## Information supplied
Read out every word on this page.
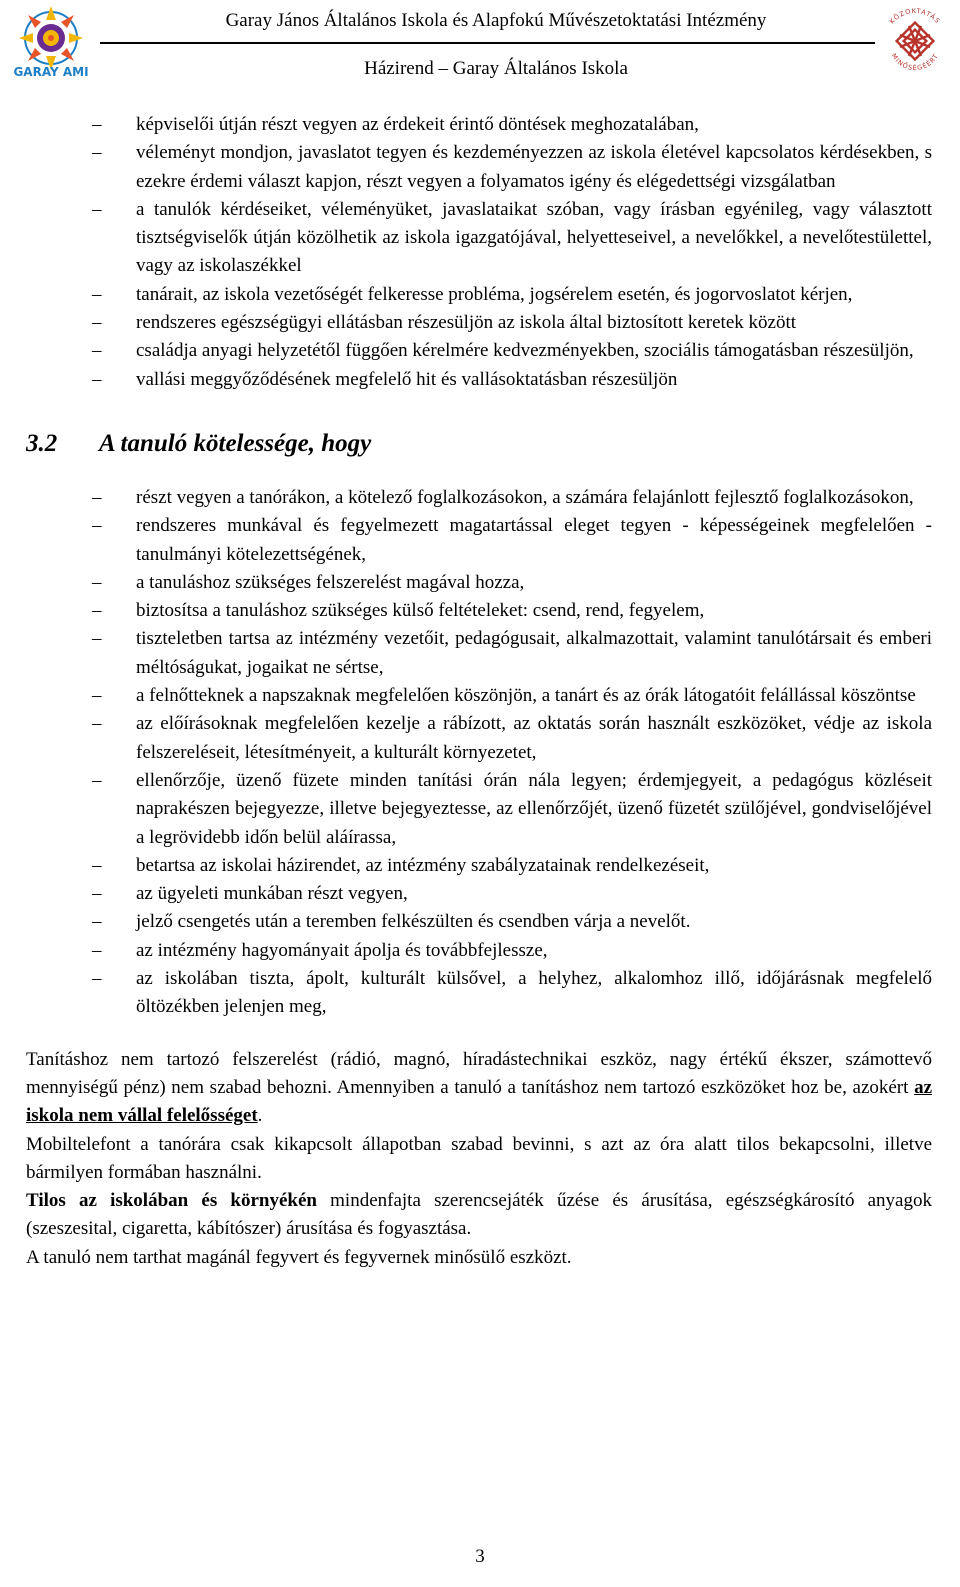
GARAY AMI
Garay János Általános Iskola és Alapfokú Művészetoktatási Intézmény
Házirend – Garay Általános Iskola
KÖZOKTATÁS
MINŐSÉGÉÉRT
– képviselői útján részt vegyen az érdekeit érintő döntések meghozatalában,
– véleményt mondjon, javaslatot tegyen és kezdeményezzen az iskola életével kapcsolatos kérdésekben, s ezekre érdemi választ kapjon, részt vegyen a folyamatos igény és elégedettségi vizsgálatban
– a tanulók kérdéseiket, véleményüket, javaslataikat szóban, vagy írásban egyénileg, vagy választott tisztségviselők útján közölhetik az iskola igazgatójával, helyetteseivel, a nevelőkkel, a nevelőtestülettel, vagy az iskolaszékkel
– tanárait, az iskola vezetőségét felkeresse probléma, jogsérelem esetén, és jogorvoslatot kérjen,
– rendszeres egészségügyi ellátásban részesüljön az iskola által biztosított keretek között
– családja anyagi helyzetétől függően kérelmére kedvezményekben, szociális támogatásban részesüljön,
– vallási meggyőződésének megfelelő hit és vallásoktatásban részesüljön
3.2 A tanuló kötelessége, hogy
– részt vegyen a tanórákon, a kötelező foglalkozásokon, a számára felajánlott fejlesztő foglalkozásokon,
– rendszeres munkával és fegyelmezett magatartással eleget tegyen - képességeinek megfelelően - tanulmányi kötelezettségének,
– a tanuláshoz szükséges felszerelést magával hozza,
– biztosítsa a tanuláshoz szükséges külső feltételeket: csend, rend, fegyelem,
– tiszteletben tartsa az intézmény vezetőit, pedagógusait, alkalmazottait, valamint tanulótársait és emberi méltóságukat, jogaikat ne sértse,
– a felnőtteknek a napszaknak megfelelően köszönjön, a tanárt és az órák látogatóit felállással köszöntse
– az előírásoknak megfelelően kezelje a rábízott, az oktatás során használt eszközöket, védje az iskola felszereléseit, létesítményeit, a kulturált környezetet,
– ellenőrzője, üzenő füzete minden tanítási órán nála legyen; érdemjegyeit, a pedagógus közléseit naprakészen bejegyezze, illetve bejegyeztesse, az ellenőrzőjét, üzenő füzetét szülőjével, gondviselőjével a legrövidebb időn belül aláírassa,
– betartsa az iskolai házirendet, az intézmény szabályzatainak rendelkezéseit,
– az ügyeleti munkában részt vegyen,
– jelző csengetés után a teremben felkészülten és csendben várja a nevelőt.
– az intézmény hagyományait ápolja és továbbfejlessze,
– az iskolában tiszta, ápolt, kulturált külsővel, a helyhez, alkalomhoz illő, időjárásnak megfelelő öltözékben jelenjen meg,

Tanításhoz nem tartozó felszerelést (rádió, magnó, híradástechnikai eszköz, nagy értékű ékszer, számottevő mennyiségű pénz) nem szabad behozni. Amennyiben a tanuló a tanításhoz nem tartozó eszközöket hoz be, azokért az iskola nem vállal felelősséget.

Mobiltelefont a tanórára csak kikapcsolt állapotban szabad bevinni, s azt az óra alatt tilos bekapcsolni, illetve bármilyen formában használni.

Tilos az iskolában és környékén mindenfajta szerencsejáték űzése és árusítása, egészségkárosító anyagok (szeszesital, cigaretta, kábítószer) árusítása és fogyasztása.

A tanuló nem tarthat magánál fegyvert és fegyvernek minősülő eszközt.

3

---

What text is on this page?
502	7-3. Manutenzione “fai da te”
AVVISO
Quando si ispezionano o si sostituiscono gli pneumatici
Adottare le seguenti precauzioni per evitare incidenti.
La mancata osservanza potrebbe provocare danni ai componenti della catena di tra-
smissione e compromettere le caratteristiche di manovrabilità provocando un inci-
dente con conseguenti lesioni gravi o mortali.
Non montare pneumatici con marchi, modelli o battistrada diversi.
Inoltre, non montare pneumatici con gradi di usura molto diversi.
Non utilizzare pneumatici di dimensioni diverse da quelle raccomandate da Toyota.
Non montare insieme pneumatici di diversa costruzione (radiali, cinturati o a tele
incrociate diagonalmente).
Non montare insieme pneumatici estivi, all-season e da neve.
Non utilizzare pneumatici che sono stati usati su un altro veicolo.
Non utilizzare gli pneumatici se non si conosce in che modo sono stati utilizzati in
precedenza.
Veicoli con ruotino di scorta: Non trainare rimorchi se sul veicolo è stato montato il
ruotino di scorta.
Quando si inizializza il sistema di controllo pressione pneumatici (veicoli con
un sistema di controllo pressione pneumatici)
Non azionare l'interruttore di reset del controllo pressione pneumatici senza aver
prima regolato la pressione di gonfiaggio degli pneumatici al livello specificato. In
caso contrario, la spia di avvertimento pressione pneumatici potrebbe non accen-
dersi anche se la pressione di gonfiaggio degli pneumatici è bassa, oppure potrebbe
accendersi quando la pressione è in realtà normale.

## Exercise instructions
From the entries above, pull out each line that includes "tanuláshoz".

## Exercise response
– a tanuláshoz szükséges felszerelést magával hozza,
– biztosítsa a tanuláshoz szükséges külső feltételeket: csend, rend, fegyelem,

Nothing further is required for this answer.